Extracted data entries:
--------------------

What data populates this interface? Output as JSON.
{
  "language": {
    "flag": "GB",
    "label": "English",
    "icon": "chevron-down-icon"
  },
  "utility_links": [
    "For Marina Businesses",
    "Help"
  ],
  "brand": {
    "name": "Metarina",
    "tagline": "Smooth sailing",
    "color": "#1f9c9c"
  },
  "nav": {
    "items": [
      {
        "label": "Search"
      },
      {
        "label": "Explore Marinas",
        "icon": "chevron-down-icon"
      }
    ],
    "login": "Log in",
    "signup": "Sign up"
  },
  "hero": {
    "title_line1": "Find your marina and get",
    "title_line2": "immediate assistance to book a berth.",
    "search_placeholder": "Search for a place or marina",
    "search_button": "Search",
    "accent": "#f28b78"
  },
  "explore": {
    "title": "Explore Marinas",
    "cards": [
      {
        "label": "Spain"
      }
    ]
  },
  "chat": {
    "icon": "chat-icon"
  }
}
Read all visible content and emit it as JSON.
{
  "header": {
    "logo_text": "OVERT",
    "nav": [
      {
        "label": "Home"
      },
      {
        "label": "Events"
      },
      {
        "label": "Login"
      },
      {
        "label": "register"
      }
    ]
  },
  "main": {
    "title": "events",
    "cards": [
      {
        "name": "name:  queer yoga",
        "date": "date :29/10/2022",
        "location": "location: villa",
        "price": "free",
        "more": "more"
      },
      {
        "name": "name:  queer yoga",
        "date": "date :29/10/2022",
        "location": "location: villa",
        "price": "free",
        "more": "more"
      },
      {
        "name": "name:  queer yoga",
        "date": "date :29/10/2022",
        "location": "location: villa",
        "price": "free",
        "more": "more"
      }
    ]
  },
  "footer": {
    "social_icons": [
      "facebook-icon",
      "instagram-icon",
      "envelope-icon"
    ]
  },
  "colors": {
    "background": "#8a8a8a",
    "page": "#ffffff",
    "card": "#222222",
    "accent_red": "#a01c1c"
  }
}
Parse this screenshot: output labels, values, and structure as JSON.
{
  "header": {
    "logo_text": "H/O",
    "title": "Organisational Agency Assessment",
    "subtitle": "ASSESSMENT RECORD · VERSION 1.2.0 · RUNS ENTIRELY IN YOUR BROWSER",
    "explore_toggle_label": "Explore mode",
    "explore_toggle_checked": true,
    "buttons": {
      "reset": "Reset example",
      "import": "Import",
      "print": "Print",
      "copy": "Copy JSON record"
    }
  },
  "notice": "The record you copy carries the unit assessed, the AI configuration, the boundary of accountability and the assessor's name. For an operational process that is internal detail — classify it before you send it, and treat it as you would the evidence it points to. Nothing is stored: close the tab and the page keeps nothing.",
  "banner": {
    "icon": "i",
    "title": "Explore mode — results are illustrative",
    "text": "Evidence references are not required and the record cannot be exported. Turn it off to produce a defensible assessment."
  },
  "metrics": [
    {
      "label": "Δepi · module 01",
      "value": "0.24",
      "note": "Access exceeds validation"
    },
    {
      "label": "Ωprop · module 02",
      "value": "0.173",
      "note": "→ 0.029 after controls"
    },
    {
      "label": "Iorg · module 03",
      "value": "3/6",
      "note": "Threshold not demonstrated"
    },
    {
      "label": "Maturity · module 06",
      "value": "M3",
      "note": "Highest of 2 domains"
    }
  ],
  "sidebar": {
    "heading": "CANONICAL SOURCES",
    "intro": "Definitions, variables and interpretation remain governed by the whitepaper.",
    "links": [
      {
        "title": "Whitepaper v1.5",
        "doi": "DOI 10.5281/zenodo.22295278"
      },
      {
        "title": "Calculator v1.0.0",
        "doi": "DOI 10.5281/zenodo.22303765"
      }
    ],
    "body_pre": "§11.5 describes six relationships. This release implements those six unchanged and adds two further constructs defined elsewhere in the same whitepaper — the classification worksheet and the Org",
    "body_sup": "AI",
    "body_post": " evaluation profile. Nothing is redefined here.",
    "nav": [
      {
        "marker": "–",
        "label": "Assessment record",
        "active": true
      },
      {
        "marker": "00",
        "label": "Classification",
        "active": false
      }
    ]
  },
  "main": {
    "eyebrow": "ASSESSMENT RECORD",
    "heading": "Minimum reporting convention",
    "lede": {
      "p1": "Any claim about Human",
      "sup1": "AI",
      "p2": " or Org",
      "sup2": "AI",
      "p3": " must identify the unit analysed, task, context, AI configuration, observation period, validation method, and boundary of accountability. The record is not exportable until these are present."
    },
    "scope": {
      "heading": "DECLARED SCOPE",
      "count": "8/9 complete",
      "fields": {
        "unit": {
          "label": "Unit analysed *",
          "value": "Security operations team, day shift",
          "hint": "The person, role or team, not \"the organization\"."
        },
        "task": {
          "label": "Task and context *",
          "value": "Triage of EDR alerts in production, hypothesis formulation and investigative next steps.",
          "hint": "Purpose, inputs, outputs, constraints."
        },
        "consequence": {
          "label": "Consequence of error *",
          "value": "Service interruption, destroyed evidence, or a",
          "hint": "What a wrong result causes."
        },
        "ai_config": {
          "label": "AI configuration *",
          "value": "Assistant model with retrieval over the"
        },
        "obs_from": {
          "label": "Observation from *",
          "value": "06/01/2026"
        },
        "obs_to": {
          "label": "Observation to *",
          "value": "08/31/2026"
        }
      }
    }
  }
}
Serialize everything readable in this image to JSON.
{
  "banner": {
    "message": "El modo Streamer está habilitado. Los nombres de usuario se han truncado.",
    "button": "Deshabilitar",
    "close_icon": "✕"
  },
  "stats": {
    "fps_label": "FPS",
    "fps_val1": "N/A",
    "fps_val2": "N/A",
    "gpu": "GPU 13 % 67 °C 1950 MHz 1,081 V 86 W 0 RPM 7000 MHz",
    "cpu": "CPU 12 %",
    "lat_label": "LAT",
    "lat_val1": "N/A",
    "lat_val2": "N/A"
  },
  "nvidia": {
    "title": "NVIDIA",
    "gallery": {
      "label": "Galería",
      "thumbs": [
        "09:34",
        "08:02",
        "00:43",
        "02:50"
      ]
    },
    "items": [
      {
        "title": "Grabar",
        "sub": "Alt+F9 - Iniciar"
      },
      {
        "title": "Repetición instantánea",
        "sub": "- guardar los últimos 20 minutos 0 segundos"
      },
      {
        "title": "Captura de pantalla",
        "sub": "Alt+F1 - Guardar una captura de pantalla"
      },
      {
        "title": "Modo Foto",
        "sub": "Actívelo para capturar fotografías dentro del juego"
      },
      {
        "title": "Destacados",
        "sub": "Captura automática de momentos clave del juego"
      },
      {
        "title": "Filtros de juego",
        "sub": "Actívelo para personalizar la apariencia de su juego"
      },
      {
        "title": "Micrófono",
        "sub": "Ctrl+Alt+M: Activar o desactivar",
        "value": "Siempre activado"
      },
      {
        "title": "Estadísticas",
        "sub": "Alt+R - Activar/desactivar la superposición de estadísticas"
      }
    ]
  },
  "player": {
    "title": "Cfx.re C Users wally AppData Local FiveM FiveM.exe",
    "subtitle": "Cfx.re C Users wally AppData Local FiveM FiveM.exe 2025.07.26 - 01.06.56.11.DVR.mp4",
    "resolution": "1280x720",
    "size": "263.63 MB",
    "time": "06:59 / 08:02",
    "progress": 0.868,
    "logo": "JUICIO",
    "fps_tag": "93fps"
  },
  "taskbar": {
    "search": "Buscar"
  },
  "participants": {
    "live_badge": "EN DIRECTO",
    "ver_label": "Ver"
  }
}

--------------------

▶ **Exercise**
Reproduce the material in full, with no word added or dropped.

▶ **Solution**
What data populates this interface? Output as JSON.
{
  "language": {
    "flag": "GB",
    "label": "English",
    "icon": "chevron-down-icon"
  },
  "utility_links": [
    "For Marina Businesses",
    "Help"
  ],
  "brand": {
    "name": "Metarina",
    "tagline": "Smooth sailing",
    "color": "#1f9c9c"
  },
  "nav": {
    "items": [
      {
        "label": "Search"
      },
      {
        "label": "Explore Marinas",
        "icon": "chevron-down-icon"
      }
    ],
    "login": "Log in",
    "signup": "Sign up"
  },
  "hero": {
    "title_line1": "Find your marina and get",
    "title_line2": "immediate assistance to book a berth.",
    "search_placeholder": "Search for a place or marina",
    "search_button": "Search",
    "accent": "#f28b78"
  },
  "explore": {
    "title": "Explore Marinas",
    "cards": [
      {
        "label": "Spain"
      }
    ]
  },
  "chat": {
    "icon": "chat-icon"
  }
}
Read all visible content and emit it as JSON.
{
  "header": {
    "logo_text": "OVERT",
    "nav": [
      {
        "label": "Home"
      },
      {
        "label": "Events"
      },
      {
        "label": "Login"
      },
      {
        "label": "register"
      }
    ]
  },
  "main": {
    "title": "events",
    "cards": [
      {
        "name": "name:  queer yoga",
        "date": "date :29/10/2022",
        "location": "location: villa",
        "price": "free",
        "more": "more"
      },
      {
        "name": "name:  queer yoga",
        "date": "date :29/10/2022",
        "location": "location: villa",
        "price": "free",
        "more": "more"
      },
      {
        "name": "name:  queer yoga",
        "date": "date :29/10/2022",
        "location": "location: villa",
        "price": "free",
        "more": "more"
      }
    ]
  },
  "footer": {
    "social_icons": [
      "facebook-icon",
      "instagram-icon",
      "envelope-icon"
    ]
  },
  "colors": {
    "background": "#8a8a8a",
    "page": "#ffffff",
    "card": "#222222",
    "accent_red": "#a01c1c"
  }
}
Parse this screenshot: output labels, values, and structure as JSON.
{
  "header": {
    "logo_text": "H/O",
    "title": "Organisational Agency Assessment",
    "subtitle": "ASSESSMENT RECORD · VERSION 1.2.0 · RUNS ENTIRELY IN YOUR BROWSER",
    "explore_toggle_label": "Explore mode",
    "explore_toggle_checked": true,
    "buttons": {
      "reset": "Reset example",
      "import": "Import",
      "print": "Print",
      "copy": "Copy JSON record"
    }
  },
  "notice": "The record you copy carries the unit assessed, the AI configuration, the boundary of accountability and the assessor's name. For an operational process that is internal detail — classify it before you send it, and treat it as you would the evidence it points to. Nothing is stored: close the tab and the page keeps nothing.",
  "banner": {
    "icon": "i",
    "title": "Explore mode — results are illustrative",
    "text": "Evidence references are not required and the record cannot be exported. Turn it off to produce a defensible assessment."
  },
  "metrics": [
    {
      "label": "Δepi · module 01",
      "value": "0.24",
      "note": "Access exceeds validation"
    },
    {
      "label": "Ωprop · module 02",
      "value": "0.173",
      "note": "→ 0.029 after controls"
    },
    {
      "label": "Iorg · module 03",
      "value": "3/6",
      "note": "Threshold not demonstrated"
    },
    {
      "label": "Maturity · module 06",
      "value": "M3",
      "note": "Highest of 2 domains"
    }
  ],
  "sidebar": {
    "heading": "CANONICAL SOURCES",
    "intro": "Definitions, variables and interpretation remain governed by the whitepaper.",
    "links": [
      {
        "title": "Whitepaper v1.5",
        "doi": "DOI 10.5281/zenodo.22295278"
      },
      {
        "title": "Calculator v1.0.0",
        "doi": "DOI 10.5281/zenodo.22303765"
      }
    ],
    "body_pre": "§11.5 describes six relationships. This release implements those six unchanged and adds two further constructs defined elsewhere in the same whitepaper — the classification worksheet and the Org",
    "body_sup": "AI",
    "body_post": " evaluation profile. Nothing is redefined here.",
    "nav": [
      {
        "marker": "–",
        "label": "Assessment record",
        "active": true
      },
      {
        "marker": "00",
        "label": "Classification",
        "active": false
      }
    ]
  },
  "main": {
    "eyebrow": "ASSESSMENT RECORD",
    "heading": "Minimum reporting convention",
    "lede": {
      "p1": "Any claim about Human",
      "sup1": "AI",
      "p2": " or Org",
      "sup2": "AI",
      "p3": " must identify the unit analysed, task, context, AI configuration, observation period, validation method, and boundary of accountability. The record is not exportable until these are present."
    },
    "scope": {
      "heading": "DECLARED SCOPE",
      "count": "8/9 complete",
      "fields": {
        "unit": {
          "label": "Unit analysed *",
          "value": "Security operations team, day shift",
          "hint": "The person, role or team, not \"the organization\"."
        },
        "task": {
          "label": "Task and context *",
          "value": "Triage of EDR alerts in production, hypothesis formulation and investigative next steps.",
          "hint": "Purpose, inputs, outputs, constraints."
        },
        "consequence": {
          "label": "Consequence of error *",
          "value": "Service interruption, destroyed evidence, or a",
          "hint": "What a wrong result causes."
        },
        "ai_config": {
          "label": "AI configuration *",
          "value": "Assistant model with retrieval over the"
        },
        "obs_from": {
          "label": "Observation from *",
          "value": "06/01/2026"
        },
        "obs_to": {
          "label": "Observation to *",
          "value": "08/31/2026"
        }
      }
    }
  }
}
Serialize everything readable in this image to JSON.
{
  "banner": {
    "message": "El modo Streamer está habilitado. Los nombres de usuario se han truncado.",
    "button": "Deshabilitar",
    "close_icon": "✕"
  },
  "stats": {
    "fps_label": "FPS",
    "fps_val1": "N/A",
    "fps_val2": "N/A",
    "gpu": "GPU 13 % 67 °C 1950 MHz 1,081 V 86 W 0 RPM 7000 MHz",
    "cpu": "CPU 12 %",
    "lat_label": "LAT",
    "lat_val1": "N/A",
    "lat_val2": "N/A"
  },
  "nvidia": {
    "title": "NVIDIA",
    "gallery": {
      "label": "Galería",
      "thumbs": [
        "09:34",
        "08:02",
        "00:43",
        "02:50"
      ]
    },
    "items": [
      {
        "title": "Grabar",
        "sub": "Alt+F9 - Iniciar"
      },
      {
        "title": "Repetición instantánea",
        "sub": "- guardar los últimos 20 minutos 0 segundos"
      },
      {
        "title": "Captura de pantalla",
        "sub": "Alt+F1 - Guardar una captura de pantalla"
      },
      {
        "title": "Modo Foto",
        "sub": "Actívelo para capturar fotografías dentro del juego"
      },
      {
        "title": "Destacados",
        "sub": "Captura automática de momentos clave del juego"
      },
      {
        "title": "Filtros de juego",
        "sub": "Actívelo para personalizar la apariencia de su juego"
      },
      {
        "title": "Micrófono",
        "sub": "Ctrl+Alt+M: Activar o desactivar",
        "value": "Siempre activado"
      },
      {
        "title": "Estadísticas",
        "sub": "Alt+R - Activar/desactivar la superposición de estadísticas"
      }
    ]
  },
  "player": {
    "title": "Cfx.re C Users wally AppData Local FiveM FiveM.exe",
    "subtitle": "Cfx.re C Users wally AppData Local FiveM FiveM.exe 2025.07.26 - 01.06.56.11.DVR.mp4",
    "resolution": "1280x720",
    "size": "263.63 MB",
    "time": "06:59 / 08:02",
    "progress": 0.868,
    "logo": "JUICIO",
    "fps_tag": "93fps"
  },
  "taskbar": {
    "search": "Buscar"
  },
  "participants": {
    "live_badge": "EN DIRECTO",
    "ver_label": "Ver"
  }
}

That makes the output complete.